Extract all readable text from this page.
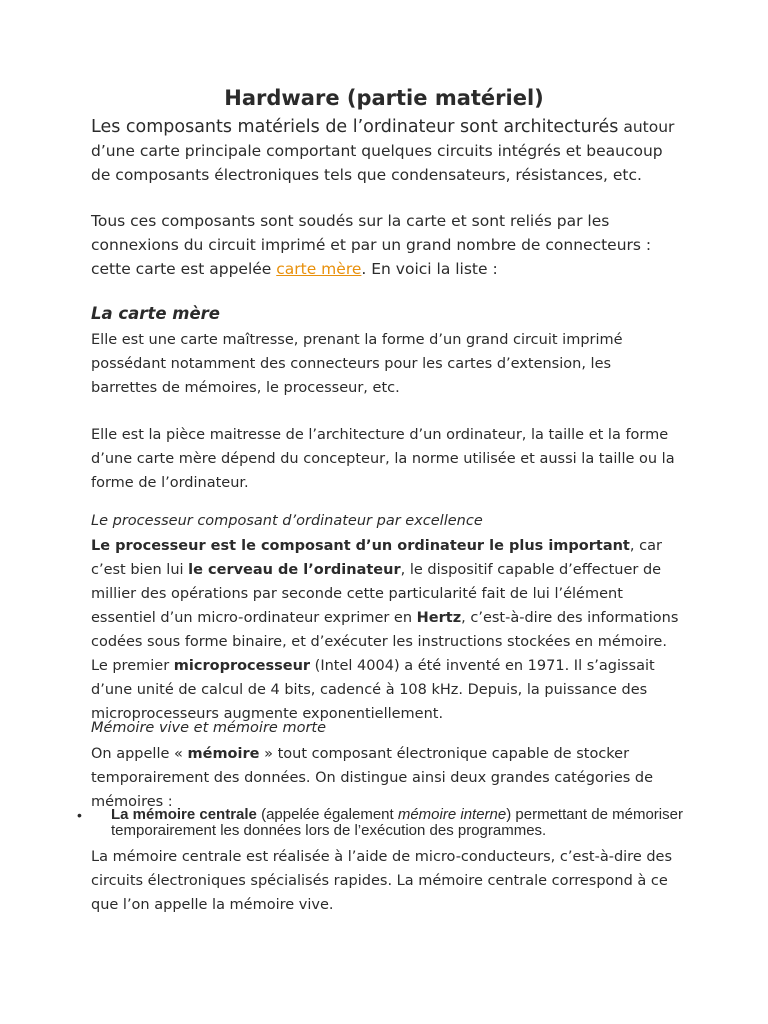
Hardware (partie matériel)

Les composants matériels de l’ordinateur sont architecturés autour d’une carte principale comportant quelques circuits intégrés et beaucoup de composants électroniques tels que condensateurs, résistances, etc.

Tous ces composants sont soudés sur la carte et sont reliés par les connexions du circuit imprimé et par un grand nombre de connecteurs : cette carte est appelée carte mère. En voici la liste :

La carte mère

Elle est une carte maîtresse, prenant la forme d’un grand circuit imprimé possédant notamment des connecteurs pour les cartes d’extension, les barrettes de mémoires, le processeur, etc.

Elle est la pièce maitresse de l’architecture d’un ordinateur, la taille et la forme d’une carte mère dépend du concepteur, la norme utilisée et aussi la taille ou la forme de l’ordinateur.

Le processeur composant d’ordinateur par excellence

Le processeur est le composant d’un ordinateur le plus important, car c’est bien lui le cerveau de l’ordinateur, le dispositif capable d’effectuer de millier des opérations par seconde cette particularité fait de lui l’élément essentiel d’un micro-ordinateur exprimer en Hertz, c’est-à-dire des informations codées sous forme binaire, et d’exécuter les instructions stockées en mémoire. Le premier microprocesseur (Intel 4004) a été inventé en 1971. Il s’agissait d’une unité de calcul de 4 bits, cadencé à 108 kHz. Depuis, la puissance des microprocesseurs augmente exponentiellement.

Mémoire vive et mémoire morte

On appelle « mémoire » tout composant électronique capable de stocker temporairement des données. On distingue ainsi deux grandes catégories de mémoires :

• La mémoire centrale (appelée également mémoire interne) permettant de mémoriser temporairement les données lors de l’exécution des programmes.

La mémoire centrale est réalisée à l’aide de micro-conducteurs, c’est-à-dire des circuits électroniques spécialisés rapides. La mémoire centrale correspond à ce que l’on appelle la mémoire vive.
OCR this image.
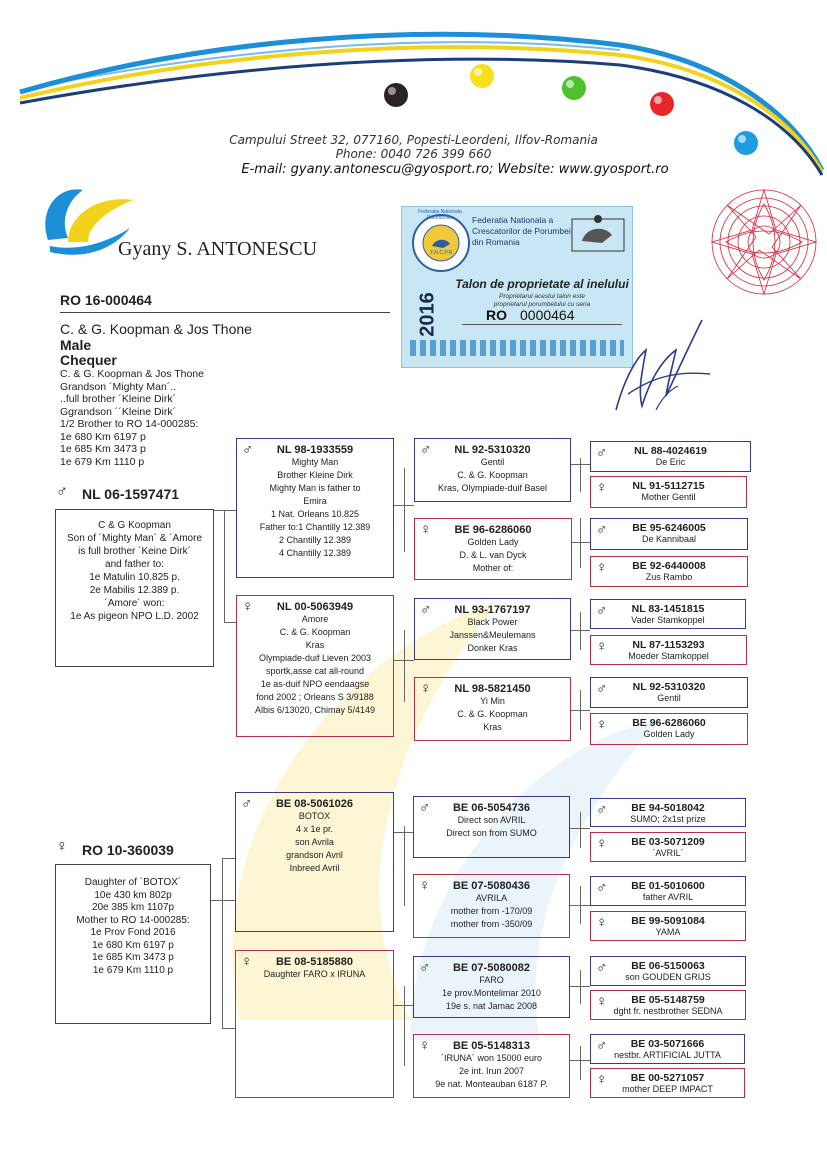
Campului Street 32, 077160, Popesti-Leordeni, Ilfov-Romania
Phone: 0040 726 399 660
E-mail: gyany.antonescu@gyosport.ro; Website: www.gyosport.ro
Gyany S. ANTONESCU	F.N.C.P.R.
Federatia Nationala Columbofila	Federatia Nationala a
Crescatorilor de Porumbei
din Romania
Talon de proprietate al inelului
Proprietarul acestui talon este
proprietarul porumbelului cu seria
2016	RO 0000464
RO 16-000464
C. & G. Koopman & Jos Thone
Male
Chequer
C. & G. Koopman & Jos Thone
Grandson ´Mighty Man´..
..full brother ´Kleine Dirk´
Ggrandson ´´Kleine Dirk´
1/2 Brother to RO 14-000285:
1e 680 Km 6197 p
1e 685 Km 3473 p
1e 679 Km 1110 p
♂ NL 06-1597471
C & G Koopman
Son of ´Mighty Man´ & ´Amore
is full brother ´Keine Dirk´
and father to:
1e Matulin 10.825 p.
2e Mabilis 12.389 p.
´Amore´ won:
1e As pigeon NPO L.D. 2002
♀ RO 10-360039
Daughter of ´BOTOX´
10e 430 km 802p
20e 385 km 1107p
Mother to RO 14-000285:
1e Prov Fond 2016
1e 680 Km 6197 p
1e 685 Km 3473 p
1e 679 Km 1110 p
♂	NL 98-1933559
Mighty Man
Brother Kleine Dirk
Mighty Man is father to
Emira
1 Nat. Orleans 10.825
Father to:1 Chantilly 12.389
2 Chantilly 12.389
4 Chantilly 12.389
♀	NL 00-5063949
Amore
C. & G. Koopman
Kras
Olympiade-duif Lieven 2003
sportk,asse cat all-round
1e as-duif NPO eendaagse
fond 2002 ; Orleans S 3/9188
Albis 6/13020, Chimay 5/4149
♂	BE 08-5061026
BOTOX
4 x 1e pr.
son Avrila
grandson Avril
Inbreed Avril
♀	BE 08-5185880
Daughter FARO x IRUNA
♂	NL 92-5310320
Gentil
C. & G. Koopman
Kras, Olympiade-duif Basel
♀	BE 96-6286060
Golden Lady
D. & L. van Dyck
Mother of:
♂	NL 93-1767197
Black Power
Janssen&Meulemans
Donker Kras
♀	NL 98-5821450
Yi Min
C. & G. Koopman
Kras
♂	BE 06-5054736
Direct son AVRIL
Direct son from SUMO
♀	BE 07-5080436
AVRILA
mother from -170/09
mother from -350/09
♂	BE 07-5080082
FARO
1e prov.Montelimar 2010
19e s. nat Jamac 2008
♀	BE 05-5148313
´IRUNA´ won 15000 euro
2e int. Irun 2007
9e nat. Monteauban 6187 P.
♂	NL 88-4024619
De Eric
♀	NL 91-5112715
Mother Gentil
♂	BE 95-6246005
De Kannibaal
♀	BE 92-6440008
Zus Rambo
♂	NL 83-1451815
Vader Stamkoppel
♀	NL 87-1153293
Moeder Stamkoppel
♂	NL 92-5310320
Gentil
♀	BE 96-6286060
Golden Lady
♂	BE 94-5018042
SUMO; 2x1st prize
♀	BE 03-5071209
´AVRIL´
♂	BE 01-5010600
father AVRIL
♀	BE 99-5091084
YAMA
♂	BE 06-5150063
son GOUDEN GRIJS
♀	BE 05-5148759
dght fr. nestbrother SEDNA
♂	BE 03-5071666
nestbr. ARTIFICIAL JUTTA
♀	BE 00-5271057
mother DEEP IMPACT
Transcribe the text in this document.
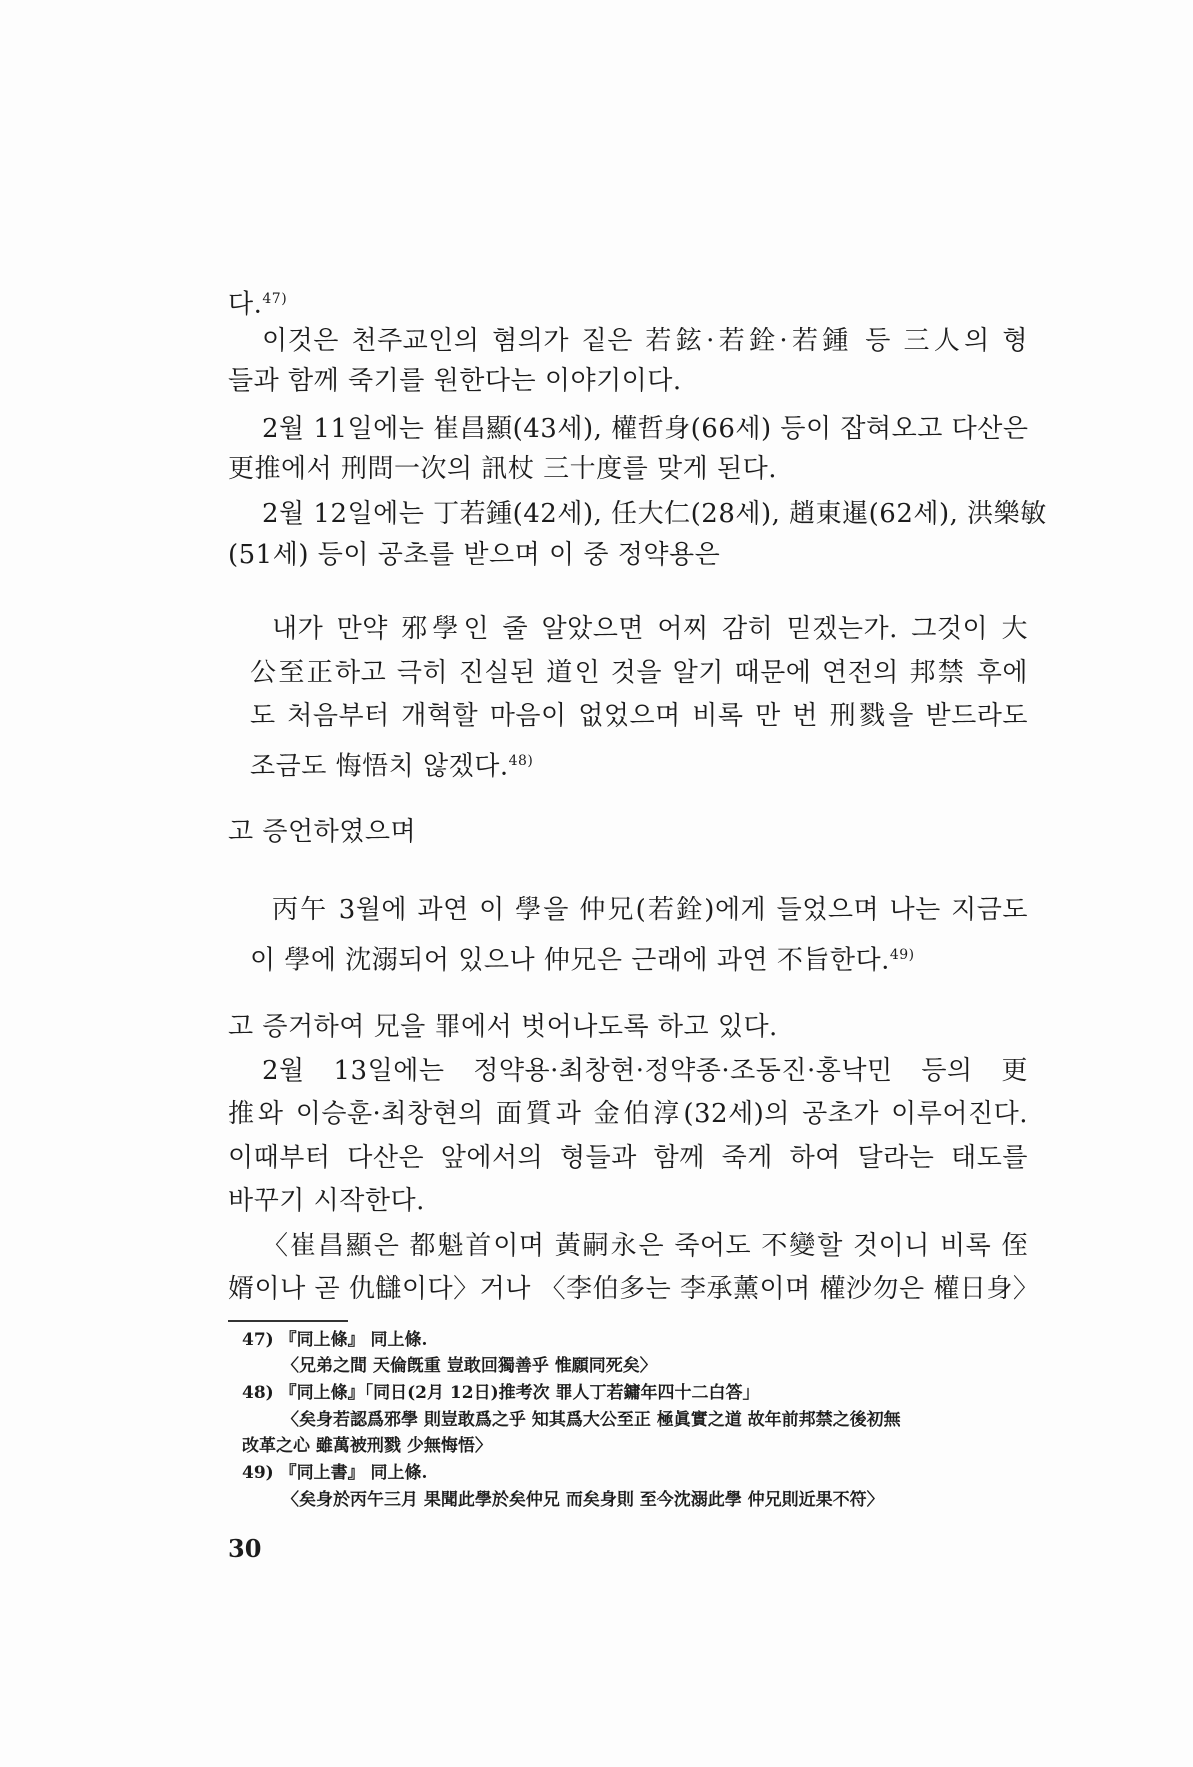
다.$^{47)}$
이것은 천주교인의 혐의가 짙은 若鉉·若銓·若鍾 등 三人의 형
들과 함께 죽기를 원한다는 이야기이다.
2월 11일에는 崔昌顯(43세), 權哲身(66세) 등이 잡혀오고 다산은
更推에서 刑問一次의 訊杖 三十度를 맞게 된다.
2월 12일에는 丁若鍾(42세), 任大仁(28세), 趙東暹(62세), 洪樂敏
(51세) 등이 공초를 받으며 이 중 정약용은
내가 만약 邪學인 줄 알았으면 어찌 감히 믿겠는가. 그것이 大
公至正하고 극히 진실된 道인 것을 알기 때문에 연전의 邦禁 후에
도 처음부터 개혁할 마음이 없었으며 비록 만 번 刑戮을 받드라도
조금도 悔悟치 않겠다.$^{48)}$
고 증언하였으며
丙午 3월에 과연 이 學을 仲兄(若銓)에게 들었으며 나는 지금도
이 學에 沈溺되어 있으나 仲兄은 근래에 과연 不旨한다.$^{49)}$
고 증거하여 兄을 罪에서 벗어나도록 하고 있다.
2월 13일에는 정약용·최창현·정약종·조동진·홍낙민 등의 更
推와 이승훈·최창현의 面質과 金伯淳(32세)의 공초가 이루어진다.
이때부터 다산은 앞에서의 형들과 함께 죽게 하여 달라는 태도를
바꾸기 시작한다.
〈崔昌顯은 都魁首이며 黃嗣永은 죽어도 不變할 것이니 비록 侄
婿이나 곧 仇讎이다〉거나 〈李伯多는 李承薰이며 權沙勿은 權日身〉
47) 『同上條』 同上條.
〈兄弟之間 天倫旣重 豈敢回獨善乎 惟願同死矣〉
48) 『同上條』「同日(2月 12日)推考次 罪人丁若鏞年四十二白答」
〈矣身若認爲邪學 則豈敢爲之乎 知其爲大公至正 極眞實之道 故年前邦禁之後初無
改革之心 雖萬被刑戮 少無悔悟〉
49) 『同上書』 同上條.
〈矣身於丙午三月 果聞此學於矣仲兄 而矣身則 至今沈溺此學 仲兄則近果不符〉
30
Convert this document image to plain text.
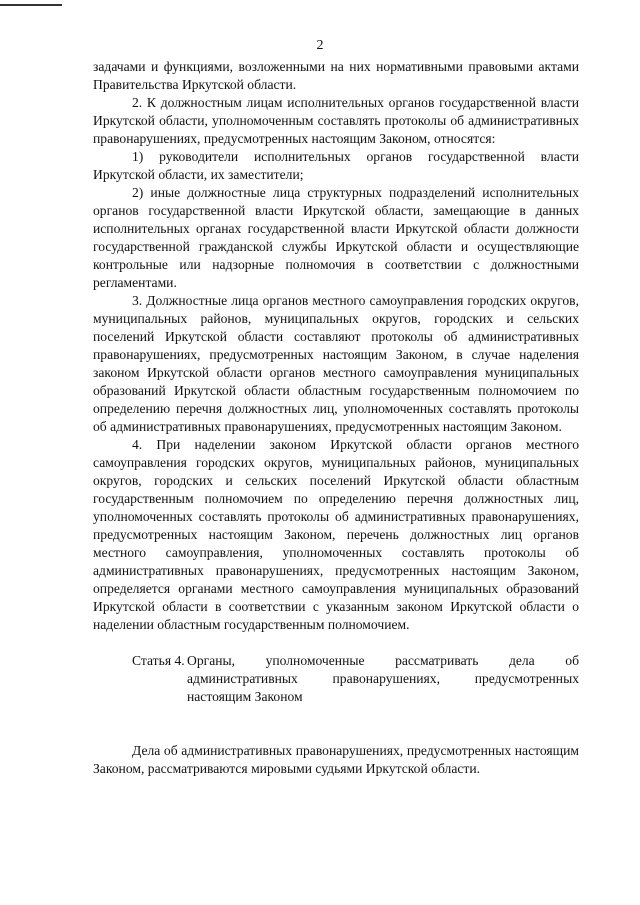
2

задачами и функциями, возложенными на них нормативными правовыми актами Правительства Иркутской области.

2. К должностным лицам исполнительных органов государственной власти Иркутской области, уполномоченным составлять протоколы об административных правонарушениях, предусмотренных настоящим Законом, относятся:

1) руководители исполнительных органов государственной власти Иркутской области, их заместители;

2) иные должностные лица структурных подразделений исполнительных органов государственной власти Иркутской области, замещающие в данных исполнительных органах государственной власти Иркутской области должности государственной гражданской службы Иркутской области и осуществляющие контрольные или надзорные полномочия в соответствии с должностными регламентами.

3. Должностные лица органов местного самоуправления городских округов, муниципальных районов, муниципальных округов, городских и сельских поселений Иркутской области составляют протоколы об административных правонарушениях, предусмотренных настоящим Законом, в случае наделения законом Иркутской области органов местного самоуправления муниципальных образований Иркутской области областным государственным полномочием по определению перечня должностных лиц, уполномоченных составлять протоколы об административных правонарушениях, предусмотренных настоящим Законом.

4. При наделении законом Иркутской области органов местного самоуправления городских округов, муниципальных районов, муниципальных округов, городских и сельских поселений Иркутской области областным государственным полномочием по определению перечня должностных лиц, уполномоченных составлять протоколы об административных правонарушениях, предусмотренных настоящим Законом, перечень должностных лиц органов местного самоуправления, уполномоченных составлять протоколы об административных правонарушениях, предусмотренных настоящим Законом, определяется органами местного самоуправления муниципальных образований Иркутской области в соответствии с указанным законом Иркутской области о наделении областным государственным полномочием.

Статья 4. Органы, уполномоченные рассматривать дела об административных правонарушениях, предусмотренных настоящим Законом

Дела об административных правонарушениях, предусмотренных настоящим Законом, рассматриваются мировыми судьями Иркутской области.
====================
PROBLEM TO WORK ON: Look through the entries above and report each line where the string "Stamkoppel" occurs.

SOLUTION TO THIS TASK:
Vader Stamkoppel
Moeder Stamkoppel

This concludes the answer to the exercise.